[Document page data]
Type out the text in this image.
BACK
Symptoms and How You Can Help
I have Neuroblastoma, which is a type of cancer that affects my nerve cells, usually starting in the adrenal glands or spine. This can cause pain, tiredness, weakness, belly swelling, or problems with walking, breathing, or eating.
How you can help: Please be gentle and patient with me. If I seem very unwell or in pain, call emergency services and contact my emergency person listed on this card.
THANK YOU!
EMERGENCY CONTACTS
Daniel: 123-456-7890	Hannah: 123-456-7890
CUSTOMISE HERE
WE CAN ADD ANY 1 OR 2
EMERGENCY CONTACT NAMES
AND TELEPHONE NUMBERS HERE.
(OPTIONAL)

### Exercise
Recopy all of the records verbatim.

### Response to the task
Type out the text in this image.
BACK
Symptoms and How You Can Help
I have Neuroblastoma, which is a type of cancer that affects my nerve cells, usually starting in the adrenal glands or spine. This can cause pain, tiredness, weakness, belly swelling, or problems with walking, breathing, or eating.
How you can help: Please be gentle and patient with me. If I seem very unwell or in pain, call emergency services and contact my emergency person listed on this card.
THANK YOU!
EMERGENCY CONTACTS
Daniel: 123-456-7890	Hannah: 123-456-7890
CUSTOMISE HERE
WE CAN ADD ANY 1 OR 2
EMERGENCY CONTACT NAMES
AND TELEPHONE NUMBERS HERE.
(OPTIONAL)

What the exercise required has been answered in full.